[The exercise] From the entries that follow, gather each line holding the word "content".

--------------------------------------------------

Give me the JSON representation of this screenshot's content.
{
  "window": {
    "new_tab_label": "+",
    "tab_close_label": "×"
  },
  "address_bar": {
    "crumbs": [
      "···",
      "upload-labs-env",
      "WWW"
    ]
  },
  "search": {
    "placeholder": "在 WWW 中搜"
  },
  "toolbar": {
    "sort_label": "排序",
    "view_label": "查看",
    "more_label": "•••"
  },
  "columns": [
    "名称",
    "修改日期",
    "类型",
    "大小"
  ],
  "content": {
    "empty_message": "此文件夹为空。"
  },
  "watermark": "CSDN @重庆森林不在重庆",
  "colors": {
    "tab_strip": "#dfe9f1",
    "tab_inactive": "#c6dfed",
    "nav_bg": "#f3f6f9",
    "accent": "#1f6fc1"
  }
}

--------------------------------------------------

[Exercise solution]
Give me the JSON representation of this screenshot's content.
  "content": {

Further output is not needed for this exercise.